::: RECORD EXCERPTS
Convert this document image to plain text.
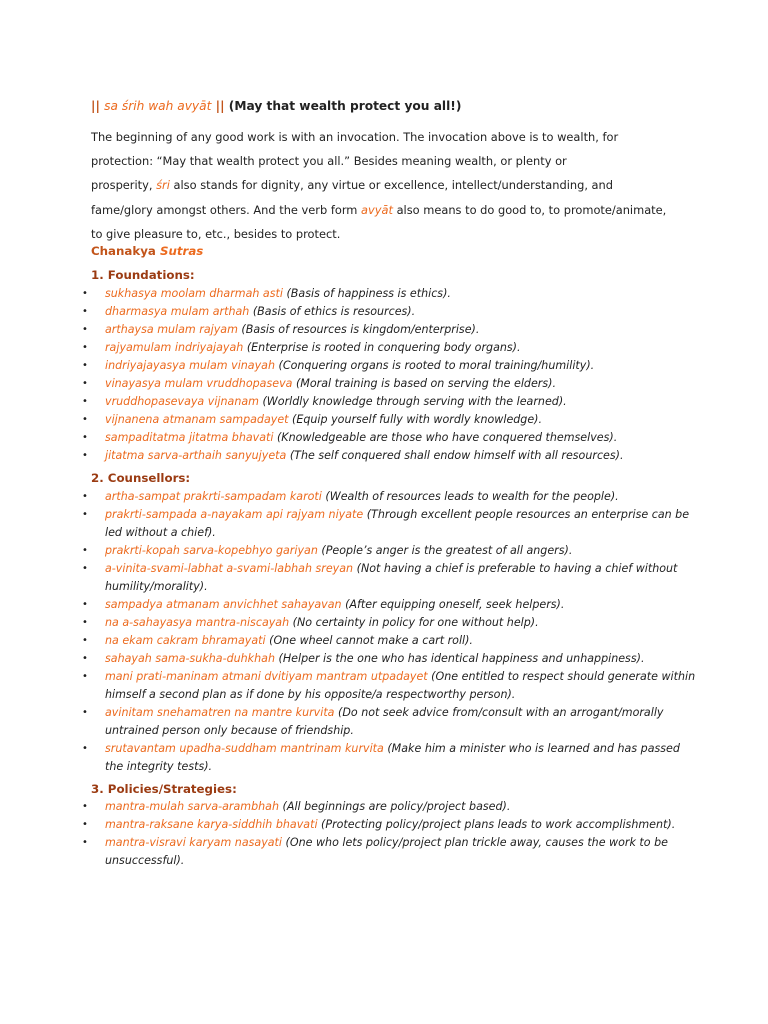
|| sa śrih wah avyāt || (May that wealth protect you all!)

The beginning of any good work is with an invocation. The invocation above is to wealth, for

protection: “May that wealth protect you all.” Besides meaning wealth, or plenty or

prosperity, śri also stands for dignity, any virtue or excellence, intellect/understanding, and

fame/glory amongst others. And the verb form avyāt also means to do good to, to promote/animate,

to give pleasure to, etc., besides to protect.

Chanakya Sutras
1. Foundations:
• sukhasya moolam dharmah asti (Basis of happiness is ethics).
• dharmasya mulam arthah (Basis of ethics is resources).
• arthaysa mulam rajyam (Basis of resources is kingdom/enterprise).
• rajyamulam indriyajayah (Enterprise is rooted in conquering body organs).
• indriyajayasya mulam vinayah (Conquering organs is rooted to moral training/humility).
• vinayasya mulam vruddhopaseva (Moral training is based on serving the elders).
• vruddhopasevaya vijnanam (Worldly knowledge through serving with the learned).
• vijnanena atmanam sampadayet (Equip yourself fully with wordly knowledge).
• sampaditatma jitatma bhavati (Knowledgeable are those who have conquered themselves).
• jitatma sarva-arthaih sanyujyeta (The self conquered shall endow himself with all resources).
2. Counsellors:
• artha-sampat prakrti-sampadam karoti (Wealth of resources leads to wealth for the people).
• prakrti-sampada a-nayakam api rajyam niyate (Through excellent people resources an enterprise can be led without a chief).
• prakrti-kopah sarva-kopebhyo gariyan (People’s anger is the greatest of all angers).
• a-vinita-svami-labhat a-svami-labhah sreyan (Not having a chief is preferable to having a chief without humility/morality).
• sampadya atmanam anvichhet sahayavan (After equipping oneself, seek helpers).
• na a-sahayasya mantra-niscayah (No certainty in policy for one without help).
• na ekam cakram bhramayati (One wheel cannot make a cart roll).
• sahayah sama-sukha-duhkhah (Helper is the one who has identical happiness and unhappiness).
• mani prati-maninam atmani dvitiyam mantram utpadayet (One entitled to respect should generate within himself a second plan as if done by his opposite/a respectworthy person).
• avinitam snehamatren na mantre kurvita (Do not seek advice from/consult with an arrogant/morally untrained person only because of friendship.
• srutavantam upadha-suddham mantrinam kurvita (Make him a minister who is learned and has passed the integrity tests).
3. Policies/Strategies:
• mantra-mulah sarva-arambhah (All beginnings are policy/project based).
• mantra-raksane karya-siddhih bhavati (Protecting policy/project plans leads to work accomplishment).
• mantra-visravi karyam nasayati (One who lets policy/project plan trickle away, causes the work to be unsuccessful).
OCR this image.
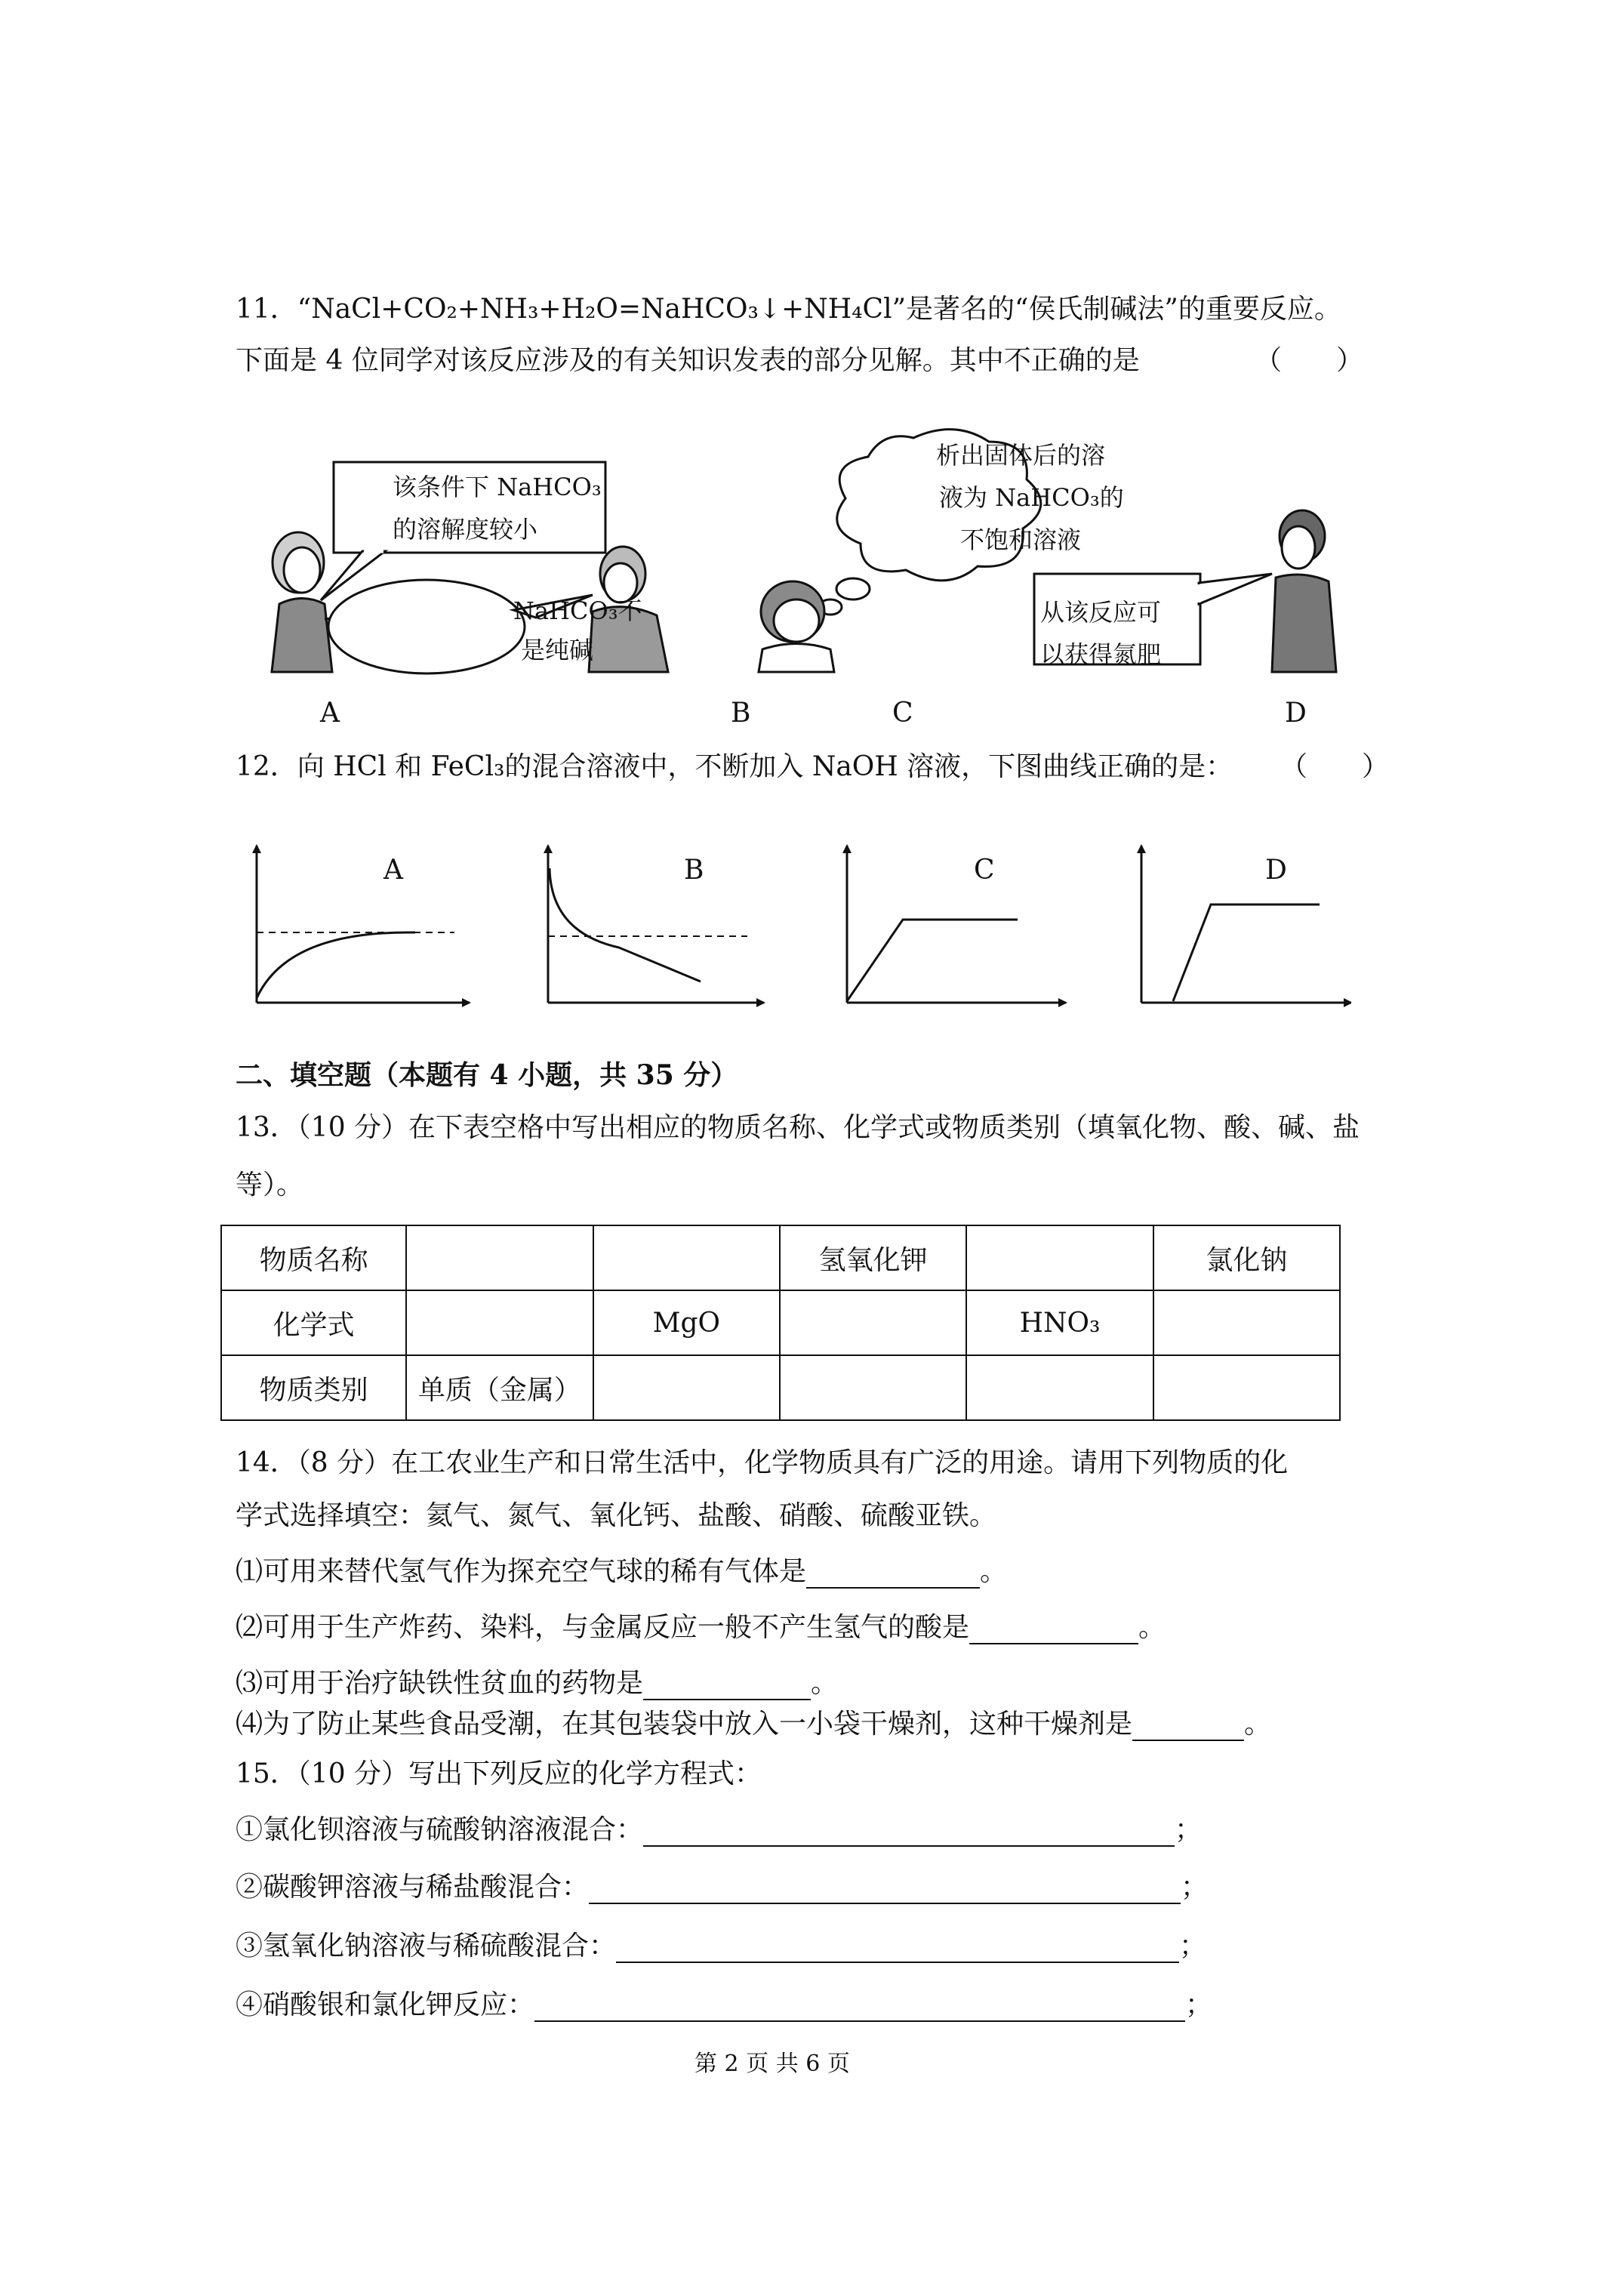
11．“NaCl+CO₂+NH₃+H₂O=NaHCO₃↓+NH₄Cl”是著名的“侯氏制碱法”的重要反应。
下面是 4 位同学对该反应涉及的有关知识发表的部分见解。其中不正确的是	（　　）
该条件下 NaHCO₃
的溶解度较小
NaHCO₃不
是纯碱
析出固体后的溶
液为 NaHCO₃的
不饱和溶液
从该反应可
以获得氮肥
A	B	C	D
12．向 HCl 和 FeCl₃的混合溶液中，不断加入 NaOH 溶液，下图曲线正确的是： （　　）
A	B	C	D
二、填空题（本题有 4 小题，共 35 分）
13．（10 分）在下表空格中写出相应的物质名称、化学式或物质类别（填氧化物、酸、碱、盐
等）。
物质名称			氢氧化钾		氯化钠
化学式		MgO		HNO₃	
物质类别	单质（金属）				
14．（8 分）在工农业生产和日常生活中，化学物质具有广泛的用途。请用下列物质的化
学式选择填空：氦气、氮气、氧化钙、盐酸、硝酸、硫酸亚铁。
⑴可用来替代氢气作为探充空气球的稀有气体是	。
⑵可用于生产炸药、染料，与金属反应一般不产生氢气的酸是	。
⑶可用于治疗缺铁性贫血的药物是	。
⑷为了防止某些食品受潮，在其包装袋中放入一小袋干燥剂，这种干燥剂是	。
15．（10 分）写出下列反应的化学方程式：
①氯化钡溶液与硫酸钠溶液混合：	；
②碳酸钾溶液与稀盐酸混合：	；
③氢氧化钠溶液与稀硫酸混合：	；
④硝酸银和氯化钾反应：	；
第 2 页 共 6 页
::::::
Leave every image out, and retype the material exactly.

(EXERCISE OUTPUT)
Convert this document image to plain text.
|| sa śrih wah avyāt || (May that wealth protect you all!)

The beginning of any good work is with an invocation. The invocation above is to wealth, for

protection: “May that wealth protect you all.” Besides meaning wealth, or plenty or

prosperity, śri also stands for dignity, any virtue or excellence, intellect/understanding, and

fame/glory amongst others. And the verb form avyāt also means to do good to, to promote/animate,

to give pleasure to, etc., besides to protect.

Chanakya Sutras
1. Foundations:
• sukhasya moolam dharmah asti (Basis of happiness is ethics).
• dharmasya mulam arthah (Basis of ethics is resources).
• arthaysa mulam rajyam (Basis of resources is kingdom/enterprise).
• rajyamulam indriyajayah (Enterprise is rooted in conquering body organs).
• indriyajayasya mulam vinayah (Conquering organs is rooted to moral training/humility).
• vinayasya mulam vruddhopaseva (Moral training is based on serving the elders).
• vruddhopasevaya vijnanam (Worldly knowledge through serving with the learned).
• vijnanena atmanam sampadayet (Equip yourself fully with wordly knowledge).
• sampaditatma jitatma bhavati (Knowledgeable are those who have conquered themselves).
• jitatma sarva-arthaih sanyujyeta (The self conquered shall endow himself with all resources).
2. Counsellors:
• artha-sampat prakrti-sampadam karoti (Wealth of resources leads to wealth for the people).
• prakrti-sampada a-nayakam api rajyam niyate (Through excellent people resources an enterprise can be led without a chief).
• prakrti-kopah sarva-kopebhyo gariyan (People’s anger is the greatest of all angers).
• a-vinita-svami-labhat a-svami-labhah sreyan (Not having a chief is preferable to having a chief without humility/morality).
• sampadya atmanam anvichhet sahayavan (After equipping oneself, seek helpers).
• na a-sahayasya mantra-niscayah (No certainty in policy for one without help).
• na ekam cakram bhramayati (One wheel cannot make a cart roll).
• sahayah sama-sukha-duhkhah (Helper is the one who has identical happiness and unhappiness).
• mani prati-maninam atmani dvitiyam mantram utpadayet (One entitled to respect should generate within himself a second plan as if done by his opposite/a respectworthy person).
• avinitam snehamatren na mantre kurvita (Do not seek advice from/consult with an arrogant/morally untrained person only because of friendship.
• srutavantam upadha-suddham mantrinam kurvita (Make him a minister who is learned and has passed the integrity tests).
3. Policies/Strategies:
• mantra-mulah sarva-arambhah (All beginnings are policy/project based).
• mantra-raksane karya-siddhih bhavati (Protecting policy/project plans leads to work accomplishment).
• mantra-visravi karyam nasayati (One who lets policy/project plan trickle away, causes the work to be unsuccessful).
OCR this image.
11．“NaCl+CO₂+NH₃+H₂O=NaHCO₃↓+NH₄Cl”是著名的“侯氏制碱法”的重要反应。
下面是 4 位同学对该反应涉及的有关知识发表的部分见解。其中不正确的是	（　　）
该条件下 NaHCO₃
的溶解度较小
NaHCO₃不
是纯碱
析出固体后的溶
液为 NaHCO₃的
不饱和溶液
从该反应可
以获得氮肥
A	B	C	D
12．向 HCl 和 FeCl₃的混合溶液中，不断加入 NaOH 溶液，下图曲线正确的是： （　　）
A	B	C	D
二、填空题（本题有 4 小题，共 35 分）
13．（10 分）在下表空格中写出相应的物质名称、化学式或物质类别（填氧化物、酸、碱、盐
等）。
物质名称			氢氧化钾		氯化钠
化学式		MgO		HNO₃	
物质类别	单质（金属）				
14．（8 分）在工农业生产和日常生活中，化学物质具有广泛的用途。请用下列物质的化
学式选择填空：氦气、氮气、氧化钙、盐酸、硝酸、硫酸亚铁。
⑴可用来替代氢气作为探充空气球的稀有气体是	。
⑵可用于生产炸药、染料，与金属反应一般不产生氢气的酸是	。
⑶可用于治疗缺铁性贫血的药物是	。
⑷为了防止某些食品受潮，在其包装袋中放入一小袋干燥剂，这种干燥剂是	。
15．（10 分）写出下列反应的化学方程式：
①氯化钡溶液与硫酸钠溶液混合：	；
②碳酸钾溶液与稀盐酸混合：	；
③氢氧化钠溶液与稀硫酸混合：	；
④硝酸银和氯化钾反应：	；
第 2 页 共 6 页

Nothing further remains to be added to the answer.